(Exercise data)
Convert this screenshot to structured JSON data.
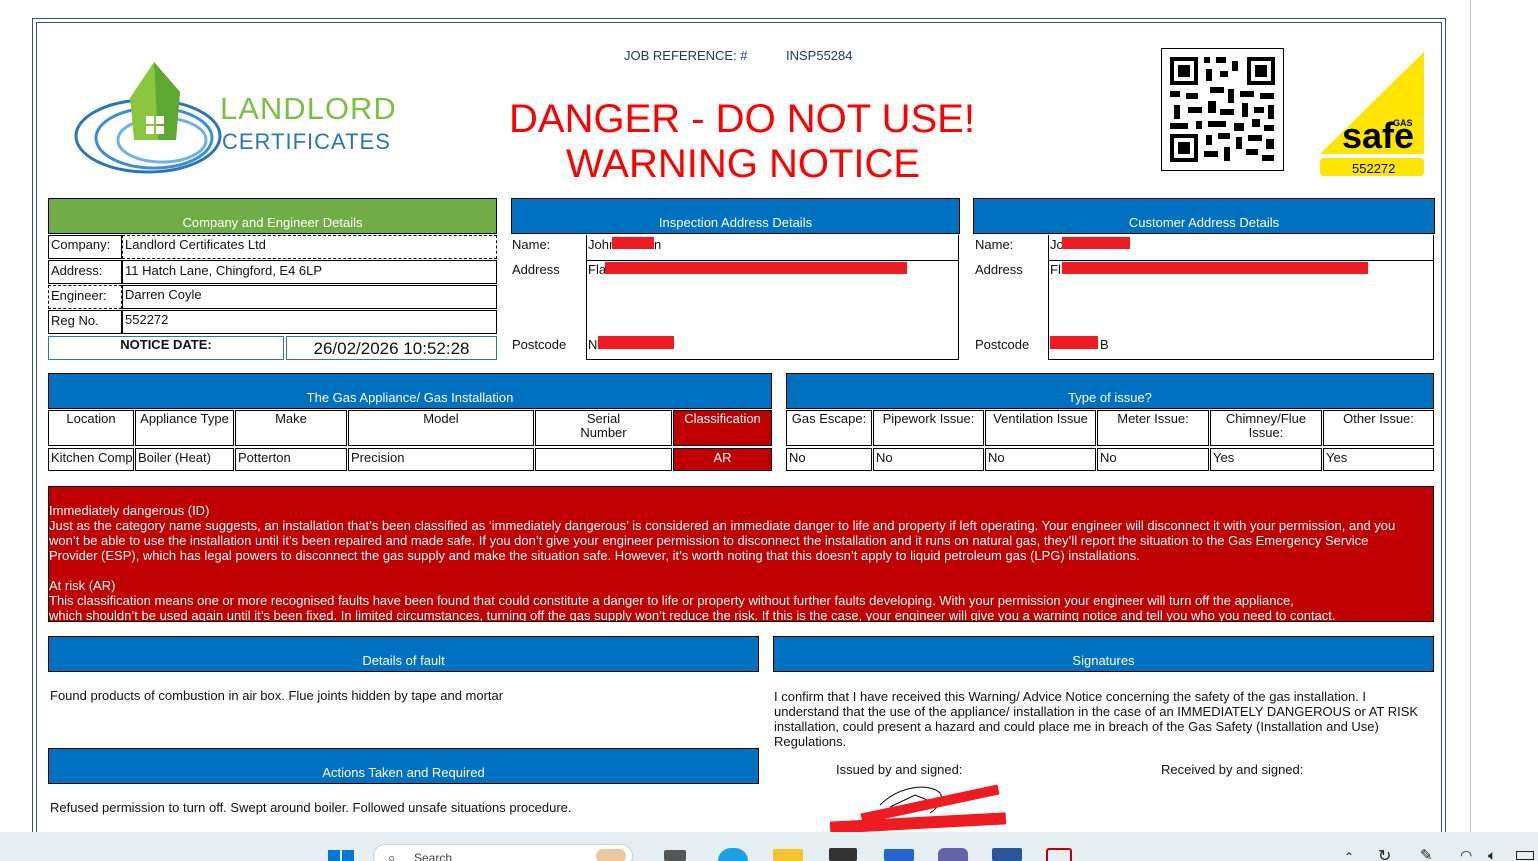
{
  "header": {
    "job_ref_label": "JOB REFERENCE: #",
    "job_ref_value": "INSP55284",
    "logo_line1": "LANDLORD",
    "logo_line2": "CERTIFICATES",
    "danger_line1": "DANGER - DO NOT USE!",
    "danger_line2": "WARNING NOTICE",
    "gas_safe_small": "GAS",
    "gas_safe_word": "safe",
    "gas_safe_number": "552272"
  },
  "company": {
    "header": "Company and Engineer Details",
    "company_label": "Company:",
    "company_value": "Landlord Certificates Ltd",
    "address_label": "Address:",
    "address_value": "11 Hatch Lane, Chingford, E4 6LP",
    "engineer_label": "Engineer:",
    "engineer_value": "Darren Coyle",
    "reg_label": "Reg No.",
    "reg_value": "552272",
    "notice_date_label": "NOTICE DATE:",
    "notice_date_value": "26/02/2026 10:52:28"
  },
  "inspection": {
    "header": "Inspection Address Details",
    "name_label": "Name:",
    "name_value": "John",
    "name_tail": "n",
    "address_label": "Address",
    "address_value": "Fla",
    "postcode_label": "Postcode",
    "postcode_value": "N"
  },
  "customer": {
    "header": "Customer Address Details",
    "name_label": "Name:",
    "name_value": "Jo",
    "address_label": "Address",
    "address_value": "Fl",
    "postcode_label": "Postcode",
    "postcode_value": "B"
  },
  "appliance": {
    "header": "The Gas Appliance/ Gas Installation",
    "columns": [
      "Location",
      "Appliance Type",
      "Make",
      "Model",
      "Serial Number",
      "Classification"
    ],
    "row": [
      "Kitchen Comp",
      "Boiler (Heat)",
      "Potterton",
      "Precision",
      "",
      "AR"
    ]
  },
  "issue": {
    "header": "Type of issue?",
    "columns": [
      "Gas Escape:",
      "Pipework Issue:",
      "Ventilation Issue",
      "Meter Issue:",
      "Chimney/Flue Issue:",
      "Other Issue:"
    ],
    "row": [
      "No",
      "No",
      "No",
      "No",
      "Yes",
      "Yes"
    ]
  },
  "classification_info": {
    "id_title": "Immediately dangerous (ID)",
    "id_line1": "Just as the category name suggests, an installation that’s been classified as ‘immediately dangerous’ is considered an immediate danger to life and property if left operating. Your engineer will disconnect it with your permission, and you",
    "id_line2": "won’t be able to use the installation until it’s been repaired and made safe. If you don’t give your engineer permission to disconnect the installation and it runs on natural gas, they’ll report the situation to the Gas Emergency Service",
    "id_line3": "Provider (ESP), which has legal powers to disconnect the gas supply and make the situation safe. However, it’s worth noting that this doesn’t apply to liquid petroleum gas (LPG) installations.",
    "ar_title": "At risk (AR)",
    "ar_line1": "This classification means one or more recognised faults have been found that could constitute a danger to life or property without further faults developing. With your permission your engineer will turn off the appliance,",
    "ar_line2": "which shouldn’t be used again until it’s been fixed. In limited circumstances, turning off the gas supply won’t reduce the risk. If this is the case, your engineer will give you a warning notice and tell you who you need to contact."
  },
  "fault": {
    "header": "Details of fault",
    "text": "Found products of combustion in air box. Flue joints hidden by tape and mortar"
  },
  "actions": {
    "header": "Actions Taken and Required",
    "text": "Refused permission to turn off. Swept around boiler. Followed unsafe situations procedure."
  },
  "signatures": {
    "header": "Signatures",
    "line1": "I confirm that I have received this Warning/ Advice Notice concerning the safety of the gas installation. I",
    "line2": "understand that the use of the appliance/ installation in the case of an IMMEDIATELY DANGEROUS or AT RISK",
    "line3": "installation, could present a hazard and could place me in breach of the Gas Safety (Installation and Use)",
    "line4": "Regulations.",
    "issued_label": "Issued by and signed:",
    "received_label": "Received by and signed:"
  },
  "taskbar": {
    "search_text": "Search"
  },
  "colors": {
    "section_blue": "#0070c0",
    "section_green": "#70ad47",
    "danger_red": "#ff0000",
    "class_red": "#c00000",
    "gas_safe_yellow": "#ffe500"
  }
}
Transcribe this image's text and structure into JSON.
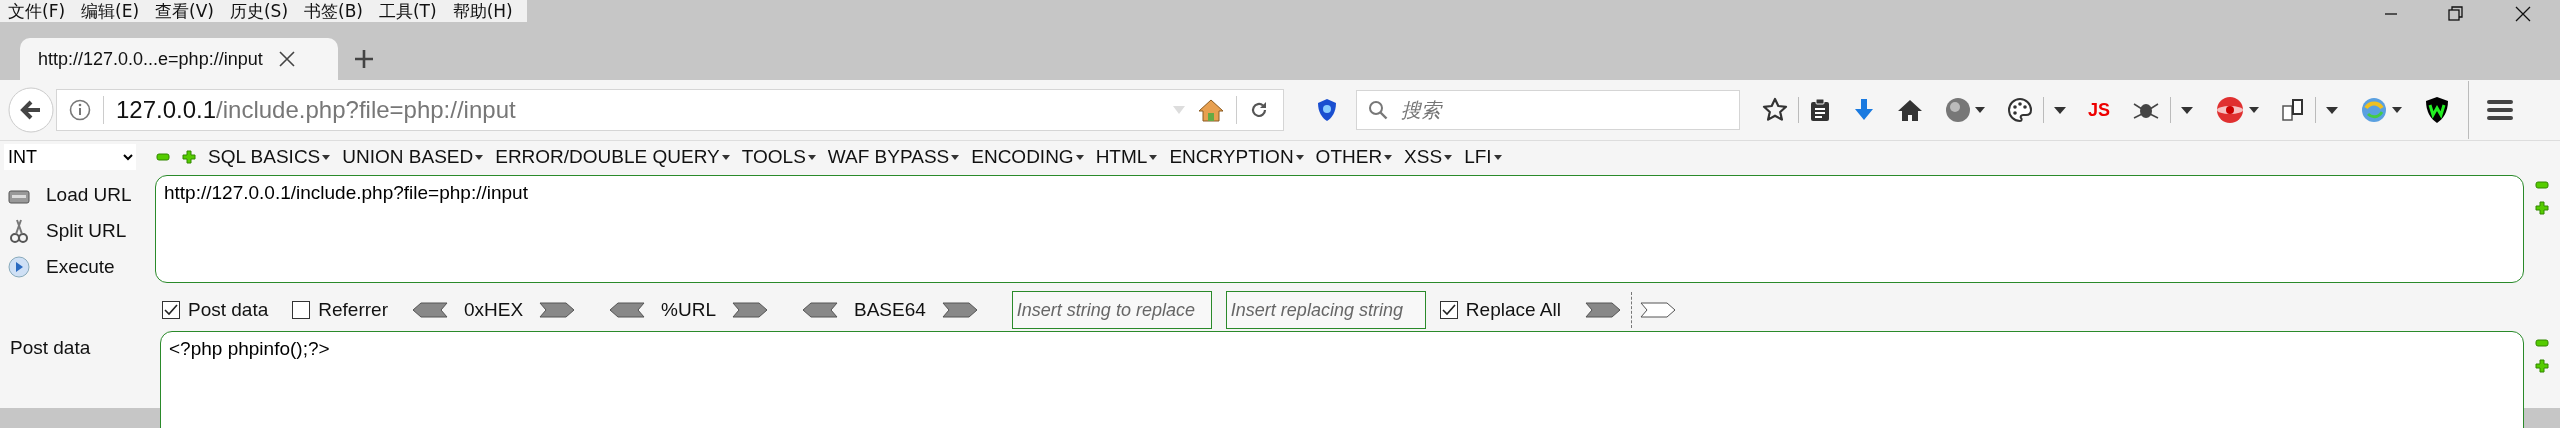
{
  "menu_bar": [
    "文件(F)",
    "编辑(E)",
    "查看(V)",
    "历史(S)",
    "书签(B)",
    "工具(T)",
    "帮助(H)"
  ],
  "tabs": [
    {
      "title": "http://127.0.0...e=php://input",
      "selected": true
    }
  ],
  "address_bar": {
    "host": "127.0.0.1",
    "path": "/include.php?file=php://input"
  },
  "search": {
    "placeholder": "搜索"
  },
  "toolbar": {
    "js_label": "JS"
  },
  "hackbar": {
    "encoding_select": "INT",
    "menus": [
      "SQL BASICS",
      "UNION BASED",
      "ERROR/DOUBLE QUERY",
      "TOOLS",
      "WAF BYPASS",
      "ENCODING",
      "HTML",
      "ENCRYPTION",
      "OTHER",
      "XSS",
      "LFI"
    ],
    "actions": [
      {
        "kind": "load",
        "label": "Load URL"
      },
      {
        "kind": "split",
        "label": "Split URL"
      },
      {
        "kind": "execute",
        "label": "Execute"
      }
    ],
    "url": "http://127.0.0.1/include.php?file=php://input",
    "options": [
      {
        "kind": "checkbox",
        "label": "Post data",
        "checked": true
      },
      {
        "kind": "checkbox",
        "label": "Referrer",
        "checked": false
      },
      {
        "kind": "encoder",
        "label": "0xHEX"
      },
      {
        "kind": "encoder",
        "label": "%URL"
      },
      {
        "kind": "encoder",
        "label": "BASE64"
      },
      {
        "kind": "field",
        "placeholder": "Insert string to replace"
      },
      {
        "kind": "field",
        "placeholder": "Insert replacing string"
      },
      {
        "kind": "checkbox",
        "label": "Replace All",
        "checked": true
      },
      {
        "kind": "replace-arrows"
      }
    ],
    "post_label": "Post data",
    "post_data": "<?php phpinfo();?>"
  }
}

(What you will do) Exclude the images and reproduce the remaining data exactly.

(Output below)
Convert this screenshot to structured JSON data.
{
  "header": {
    "job_ref_label": "JOB REFERENCE: #",
    "job_ref_value": "INSP55284",
    "logo_line1": "LANDLORD",
    "logo_line2": "CERTIFICATES",
    "danger_line1": "DANGER - DO NOT USE!",
    "danger_line2": "WARNING NOTICE",
    "gas_safe_small": "GAS",
    "gas_safe_word": "safe",
    "gas_safe_number": "552272"
  },
  "company": {
    "header": "Company and Engineer Details",
    "company_label": "Company:",
    "company_value": "Landlord Certificates Ltd",
    "address_label": "Address:",
    "address_value": "11 Hatch Lane, Chingford, E4 6LP",
    "engineer_label": "Engineer:",
    "engineer_value": "Darren Coyle",
    "reg_label": "Reg No.",
    "reg_value": "552272",
    "notice_date_label": "NOTICE DATE:",
    "notice_date_value": "26/02/2026 10:52:28"
  },
  "inspection": {
    "header": "Inspection Address Details",
    "name_label": "Name:",
    "name_value": "John",
    "name_tail": "n",
    "address_label": "Address",
    "address_value": "Fla",
    "postcode_label": "Postcode",
    "postcode_value": "N"
  },
  "customer": {
    "header": "Customer Address Details",
    "name_label": "Name:",
    "name_value": "Jo",
    "address_label": "Address",
    "address_value": "Fl",
    "postcode_label": "Postcode",
    "postcode_value": "B"
  },
  "appliance": {
    "header": "The Gas Appliance/ Gas Installation",
    "columns": [
      "Location",
      "Appliance Type",
      "Make",
      "Model",
      "Serial Number",
      "Classification"
    ],
    "row": [
      "Kitchen Comp",
      "Boiler (Heat)",
      "Potterton",
      "Precision",
      "",
      "AR"
    ]
  },
  "issue": {
    "header": "Type of issue?",
    "columns": [
      "Gas Escape:",
      "Pipework Issue:",
      "Ventilation Issue",
      "Meter Issue:",
      "Chimney/Flue Issue:",
      "Other Issue:"
    ],
    "row": [
      "No",
      "No",
      "No",
      "No",
      "Yes",
      "Yes"
    ]
  },
  "classification_info": {
    "id_title": "Immediately dangerous (ID)",
    "id_line1": "Just as the category name suggests, an installation that’s been classified as ‘immediately dangerous’ is considered an immediate danger to life and property if left operating. Your engineer will disconnect it with your permission, and you",
    "id_line2": "won’t be able to use the installation until it’s been repaired and made safe. If you don’t give your engineer permission to disconnect the installation and it runs on natural gas, they’ll report the situation to the Gas Emergency Service",
    "id_line3": "Provider (ESP), which has legal powers to disconnect the gas supply and make the situation safe. However, it’s worth noting that this doesn’t apply to liquid petroleum gas (LPG) installations.",
    "ar_title": "At risk (AR)",
    "ar_line1": "This classification means one or more recognised faults have been found that could constitute a danger to life or property without further faults developing. With your permission your engineer will turn off the appliance,",
    "ar_line2": "which shouldn’t be used again until it’s been fixed. In limited circumstances, turning off the gas supply won’t reduce the risk. If this is the case, your engineer will give you a warning notice and tell you who you need to contact."
  },
  "fault": {
    "header": "Details of fault",
    "text": "Found products of combustion in air box. Flue joints hidden by tape and mortar"
  },
  "actions": {
    "header": "Actions Taken and Required",
    "text": "Refused permission to turn off. Swept around boiler. Followed unsafe situations procedure."
  },
  "signatures": {
    "header": "Signatures",
    "line1": "I confirm that I have received this Warning/ Advice Notice concerning the safety of the gas installation. I",
    "line2": "understand that the use of the appliance/ installation in the case of an IMMEDIATELY DANGEROUS or AT RISK",
    "line3": "installation, could present a hazard and could place me in breach of the Gas Safety (Installation and Use)",
    "line4": "Regulations.",
    "issued_label": "Issued by and signed:",
    "received_label": "Received by and signed:"
  },
  "taskbar": {
    "search_text": "Search"
  },
  "colors": {
    "section_blue": "#0070c0",
    "section_green": "#70ad47",
    "danger_red": "#ff0000",
    "class_red": "#c00000",
    "gas_safe_yellow": "#ffe500"
  }
}
Transcribe this image's text and structure into JSON.
{
  "menu_bar": [
    "文件(F)",
    "编辑(E)",
    "查看(V)",
    "历史(S)",
    "书签(B)",
    "工具(T)",
    "帮助(H)"
  ],
  "tabs": [
    {
      "title": "http://127.0.0...e=php://input",
      "selected": true
    }
  ],
  "address_bar": {
    "host": "127.0.0.1",
    "path": "/include.php?file=php://input"
  },
  "search": {
    "placeholder": "搜索"
  },
  "toolbar": {
    "js_label": "JS"
  },
  "hackbar": {
    "encoding_select": "INT",
    "menus": [
      "SQL BASICS",
      "UNION BASED",
      "ERROR/DOUBLE QUERY",
      "TOOLS",
      "WAF BYPASS",
      "ENCODING",
      "HTML",
      "ENCRYPTION",
      "OTHER",
      "XSS",
      "LFI"
    ],
    "actions": [
      {
        "kind": "load",
        "label": "Load URL"
      },
      {
        "kind": "split",
        "label": "Split URL"
      },
      {
        "kind": "execute",
        "label": "Execute"
      }
    ],
    "url": "http://127.0.0.1/include.php?file=php://input",
    "options": [
      {
        "kind": "checkbox",
        "label": "Post data",
        "checked": true
      },
      {
        "kind": "checkbox",
        "label": "Referrer",
        "checked": false
      },
      {
        "kind": "encoder",
        "label": "0xHEX"
      },
      {
        "kind": "encoder",
        "label": "%URL"
      },
      {
        "kind": "encoder",
        "label": "BASE64"
      },
      {
        "kind": "field",
        "placeholder": "Insert string to replace"
      },
      {
        "kind": "field",
        "placeholder": "Insert replacing string"
      },
      {
        "kind": "checkbox",
        "label": "Replace All",
        "checked": true
      },
      {
        "kind": "replace-arrows"
      }
    ],
    "post_label": "Post data",
    "post_data": "<?php phpinfo();?>"
  }
}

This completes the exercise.